→ Task:
Reproduce each of the following lines word for word, leaving out the pictures.
[Start of Supplied material]
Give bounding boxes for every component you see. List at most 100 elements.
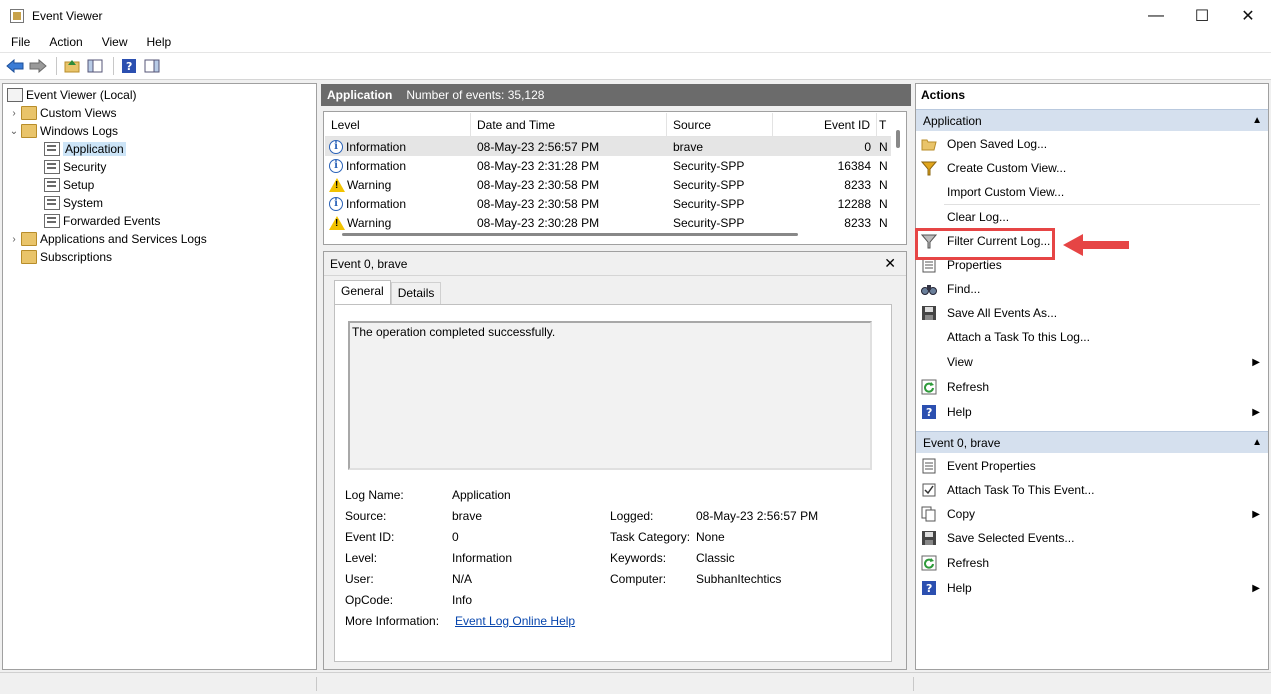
details-tabs: General Details: [334, 280, 442, 304]
chevron-right-icon[interactable]: ›: [7, 234, 21, 245]
properties-icon: [921, 458, 937, 474]
action-copy[interactable]: Copy ▶: [916, 502, 1268, 526]
tree-apps-services-logs[interactable]: › Applications and Services Logs: [7, 230, 207, 248]
action-help[interactable]: ? Help ▶: [916, 400, 1268, 424]
chevron-down-icon[interactable]: ⌄: [7, 126, 21, 137]
tree-application[interactable]: Application: [44, 140, 126, 158]
general-tab-body: The operation completed successfully. Lo…: [334, 304, 892, 662]
menu-help[interactable]: Help: [136, 35, 180, 49]
menu-action[interactable]: Action: [38, 35, 90, 49]
value-task-category: None: [696, 530, 725, 544]
toolbar-separator: [56, 57, 57, 75]
binoculars-icon: [921, 281, 937, 297]
tree-windows-logs[interactable]: ⌄ Windows Logs: [7, 122, 118, 140]
event-row[interactable]: i Information 08-May-23 2:30:58 PM Securi…: [325, 194, 891, 213]
forward-button[interactable]: [28, 56, 48, 76]
action-find[interactable]: Find...: [916, 277, 1268, 301]
action-refresh-event[interactable]: Refresh: [916, 551, 1268, 575]
title-bar: Event Viewer — ☐ ✕: [0, 0, 1271, 32]
event-description[interactable]: The operation completed successfully.: [348, 321, 872, 470]
tree-system[interactable]: System: [44, 194, 103, 212]
save-icon: [921, 305, 937, 321]
close-button[interactable]: ✕: [1225, 0, 1271, 32]
tree-custom-views[interactable]: › Custom Views: [7, 104, 116, 122]
online-help-link[interactable]: Event Log Online Help: [455, 614, 575, 628]
maximize-button[interactable]: ☐: [1179, 0, 1225, 32]
info-icon: i: [329, 196, 343, 211]
vertical-scrollbar[interactable]: [896, 130, 900, 148]
tree-subscriptions[interactable]: Subscriptions: [21, 248, 112, 266]
highlight-box: [915, 228, 1055, 260]
help-icon: ?: [921, 404, 937, 420]
tree-forwarded-events[interactable]: Forwarded Events: [44, 212, 160, 230]
svg-text:?: ?: [926, 406, 932, 419]
info-icon: i: [329, 158, 343, 173]
tree-setup[interactable]: Setup: [44, 176, 94, 194]
action-attach-task-event[interactable]: Attach Task To This Event...: [916, 478, 1268, 502]
action-create-custom-view[interactable]: Create Custom View...: [916, 156, 1268, 180]
help-icon: ?: [122, 59, 136, 73]
red-arrow-icon: [1063, 234, 1129, 256]
tab-details[interactable]: Details: [390, 282, 442, 304]
action-save-all-events[interactable]: Save All Events As...: [916, 301, 1268, 325]
action-refresh[interactable]: Refresh: [916, 375, 1268, 399]
log-header: Application Number of events: 35,128: [321, 84, 911, 106]
minimize-button[interactable]: —: [1133, 0, 1179, 32]
column-task[interactable]: T: [877, 113, 891, 137]
action-clear-log[interactable]: Clear Log...: [916, 205, 1268, 229]
column-level[interactable]: Level: [325, 113, 471, 137]
horizontal-scrollbar[interactable]: [342, 233, 798, 236]
column-event-id[interactable]: Event ID: [773, 113, 877, 137]
up-folder-button[interactable]: [62, 56, 82, 76]
folder-icon: [21, 106, 37, 120]
event-details-pane: Event 0, brave ✕ General Details The ope…: [323, 251, 907, 670]
label-keywords: Keywords:: [610, 551, 667, 565]
label-computer: Computer:: [610, 572, 667, 586]
folder-up-icon: [64, 60, 80, 73]
action-import-custom-view[interactable]: Import Custom View...: [916, 180, 1268, 204]
label-level: Level:: [345, 551, 378, 565]
event-row[interactable]: i Information 08-May-23 2:56:57 PM brave …: [325, 137, 891, 156]
event-row[interactable]: Warning 08-May-23 2:30:28 PM Security-SP…: [325, 213, 891, 232]
menu-file[interactable]: File: [0, 35, 38, 49]
console-tree: Event Viewer (Local) › Custom Views ⌄ Wi…: [2, 83, 317, 670]
menu-view[interactable]: View: [91, 35, 136, 49]
show-hide-tree-button[interactable]: [85, 56, 105, 76]
action-open-saved-log[interactable]: Open Saved Log...: [916, 132, 1268, 156]
refresh-icon: [921, 555, 937, 571]
value-computer: SubhanItechtics: [696, 572, 782, 586]
collapse-up-icon[interactable]: ▲: [1252, 110, 1262, 132]
action-event-properties[interactable]: Event Properties: [916, 454, 1268, 478]
help-icon: ?: [921, 580, 937, 596]
submenu-arrow-icon: ▶: [1252, 582, 1260, 594]
submenu-arrow-icon: ▶: [1252, 406, 1260, 418]
warning-icon: [329, 215, 345, 230]
action-view[interactable]: View ▶: [916, 350, 1268, 374]
actions-section-event[interactable]: Event 0, brave ▲: [916, 431, 1268, 453]
open-folder-icon: [921, 136, 937, 152]
close-icon[interactable]: ✕: [884, 255, 896, 272]
help-button[interactable]: ?: [119, 56, 139, 76]
event-details-header: Event 0, brave ✕: [324, 252, 906, 276]
event-list: Level Date and Time Source Event ID T iI…: [323, 111, 907, 245]
actions-section-application[interactable]: Application ▲: [916, 109, 1268, 131]
chevron-right-icon[interactable]: ›: [7, 108, 21, 119]
back-button[interactable]: [5, 56, 25, 76]
event-list-header: Level Date and Time Source Event ID T: [325, 113, 891, 137]
log-icon: [44, 196, 60, 210]
tree-root[interactable]: Event Viewer (Local): [7, 86, 137, 104]
action-help-event[interactable]: ? Help ▶: [916, 576, 1268, 600]
collapse-up-icon[interactable]: ▲: [1252, 432, 1262, 454]
column-date-time[interactable]: Date and Time: [471, 113, 667, 137]
column-source[interactable]: Source: [667, 113, 773, 137]
action-save-selected-events[interactable]: Save Selected Events...: [916, 526, 1268, 550]
show-action-pane-button[interactable]: [142, 56, 162, 76]
action-attach-task-log[interactable]: Attach a Task To this Log...: [916, 325, 1268, 349]
actions-pane: Actions Application ▲ Open Saved Log... …: [915, 83, 1269, 670]
value-event-id: 0: [452, 530, 459, 544]
warning-icon: [329, 177, 345, 192]
event-row[interactable]: i Information 08-May-23 2:31:28 PM Securi…: [325, 156, 891, 175]
tab-general[interactable]: General: [334, 280, 391, 304]
event-row[interactable]: Warning 08-May-23 2:30:58 PM Security-SP…: [325, 175, 891, 194]
tree-security[interactable]: Security: [44, 158, 106, 176]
[End of Supplied material]
→ Finished task:
Give bounding boxes for every component you see. List at most 100 elements.
details-tabs: General Details: [334, 280, 442, 304]
chevron-right-icon[interactable]: ›: [7, 234, 21, 245]
properties-icon: [921, 458, 937, 474]
action-copy[interactable]: Copy ▶: [916, 502, 1268, 526]
tree-apps-services-logs[interactable]: › Applications and Services Logs: [7, 230, 207, 248]
action-help[interactable]: ? Help ▶: [916, 400, 1268, 424]
chevron-down-icon[interactable]: ⌄: [7, 126, 21, 137]
tree-application[interactable]: Application: [44, 140, 126, 158]
general-tab-body: The operation completed successfully. Lo…: [334, 304, 892, 662]
menu-help[interactable]: Help: [136, 35, 180, 49]
menu-action[interactable]: Action: [38, 35, 90, 49]
value-task-category: None: [696, 530, 725, 544]
toolbar-separator: [56, 57, 57, 75]
binoculars-icon: [921, 281, 937, 297]
tree-windows-logs[interactable]: ⌄ Windows Logs: [7, 122, 118, 140]
event-row[interactable]: i Information 08-May-23 2:30:58 PM Securi…: [325, 194, 891, 213]
forward-button[interactable]: [28, 56, 48, 76]
action-find[interactable]: Find...: [916, 277, 1268, 301]
action-refresh-event[interactable]: Refresh: [916, 551, 1268, 575]
title-bar: Event Viewer — ☐ ✕: [0, 0, 1271, 32]
event-description[interactable]: The operation completed successfully.: [348, 321, 872, 470]
tree-system[interactable]: System: [44, 194, 103, 212]
save-icon: [921, 305, 937, 321]
close-button[interactable]: ✕: [1225, 0, 1271, 32]
tree-custom-views[interactable]: › Custom Views: [7, 104, 116, 122]
online-help-link[interactable]: Event Log Online Help: [455, 614, 575, 628]
maximize-button[interactable]: ☐: [1179, 0, 1225, 32]
info-icon: i: [329, 196, 343, 211]
vertical-scrollbar[interactable]: [896, 130, 900, 148]
tree-subscriptions[interactable]: Subscriptions: [21, 248, 112, 266]
highlight-box: [915, 228, 1055, 260]
help-icon: ?: [921, 404, 937, 420]
tree-forwarded-events[interactable]: Forwarded Events: [44, 212, 160, 230]
svg-text:?: ?: [926, 406, 932, 419]
info-icon: i: [329, 158, 343, 173]
tree-setup[interactable]: Setup: [44, 176, 94, 194]
action-attach-task-event[interactable]: Attach Task To This Event...: [916, 478, 1268, 502]
action-create-custom-view[interactable]: Create Custom View...: [916, 156, 1268, 180]
help-icon: ?: [122, 59, 136, 73]
red-arrow-icon: [1063, 234, 1129, 256]
tab-details[interactable]: Details: [390, 282, 442, 304]
action-save-all-events[interactable]: Save All Events As...: [916, 301, 1268, 325]
action-refresh[interactable]: Refresh: [916, 375, 1268, 399]
log-header: Application Number of events: 35,128: [321, 84, 911, 106]
minimize-button[interactable]: —: [1133, 0, 1179, 32]
column-task[interactable]: T: [877, 113, 891, 137]
action-clear-log[interactable]: Clear Log...: [916, 205, 1268, 229]
column-level[interactable]: Level: [325, 113, 471, 137]
horizontal-scrollbar[interactable]: [342, 233, 798, 236]
column-event-id[interactable]: Event ID: [773, 113, 877, 137]
up-folder-button[interactable]: [62, 56, 82, 76]
folder-icon: [21, 106, 37, 120]
event-details-pane: Event 0, brave ✕ General Details The ope…: [323, 251, 907, 670]
label-keywords: Keywords:: [610, 551, 667, 565]
label-computer: Computer:: [610, 572, 667, 586]
folder-up-icon: [64, 60, 80, 73]
action-import-custom-view[interactable]: Import Custom View...: [916, 180, 1268, 204]
label-level: Level:: [345, 551, 378, 565]
event-row[interactable]: i Information 08-May-23 2:56:57 PM brave …: [325, 137, 891, 156]
event-row[interactable]: Warning 08-May-23 2:30:28 PM Security-SP…: [325, 213, 891, 232]
menu-file[interactable]: File: [0, 35, 38, 49]
console-tree: Event Viewer (Local) › Custom Views ⌄ Wi…: [2, 83, 317, 670]
menu-view[interactable]: View: [91, 35, 136, 49]
show-hide-tree-button[interactable]: [85, 56, 105, 76]
action-open-saved-log[interactable]: Open Saved Log...: [916, 132, 1268, 156]
refresh-icon: [921, 555, 937, 571]
value-computer: SubhanItechtics: [696, 572, 782, 586]
collapse-up-icon[interactable]: ▲: [1252, 110, 1262, 132]
action-event-properties[interactable]: Event Properties: [916, 454, 1268, 478]
help-icon: ?: [921, 580, 937, 596]
submenu-arrow-icon: ▶: [1252, 582, 1260, 594]
submenu-arrow-icon: ▶: [1252, 406, 1260, 418]
warning-icon: [329, 215, 345, 230]
action-view[interactable]: View ▶: [916, 350, 1268, 374]
actions-section-event[interactable]: Event 0, brave ▲: [916, 431, 1268, 453]
open-folder-icon: [921, 136, 937, 152]
close-icon[interactable]: ✕: [884, 255, 896, 272]
help-button[interactable]: ?: [119, 56, 139, 76]
event-details-header: Event 0, brave ✕: [324, 252, 906, 276]
event-list: Level Date and Time Source Event ID T iI…: [323, 111, 907, 245]
actions-section-application[interactable]: Application ▲: [916, 109, 1268, 131]
chevron-right-icon[interactable]: ›: [7, 108, 21, 119]
back-button[interactable]: [5, 56, 25, 76]
event-list-header: Level Date and Time Source Event ID T: [325, 113, 891, 137]
log-icon: [44, 196, 60, 210]
tree-root[interactable]: Event Viewer (Local): [7, 86, 137, 104]
action-help-event[interactable]: ? Help ▶: [916, 576, 1268, 600]
collapse-up-icon[interactable]: ▲: [1252, 432, 1262, 454]
column-date-time[interactable]: Date and Time: [471, 113, 667, 137]
column-source[interactable]: Source: [667, 113, 773, 137]
action-save-selected-events[interactable]: Save Selected Events...: [916, 526, 1268, 550]
show-action-pane-button[interactable]: [142, 56, 162, 76]
action-attach-task-log[interactable]: Attach a Task To this Log...: [916, 325, 1268, 349]
actions-pane: Actions Application ▲ Open Saved Log... …: [915, 83, 1269, 670]
value-event-id: 0: [452, 530, 459, 544]
warning-icon: [329, 177, 345, 192]
event-row[interactable]: i Information 08-May-23 2:31:28 PM Securi…: [325, 156, 891, 175]
tab-general[interactable]: General: [334, 280, 391, 304]
event-row[interactable]: Warning 08-May-23 2:30:58 PM Security-SP…: [325, 175, 891, 194]
tree-security[interactable]: Security: [44, 158, 106, 176]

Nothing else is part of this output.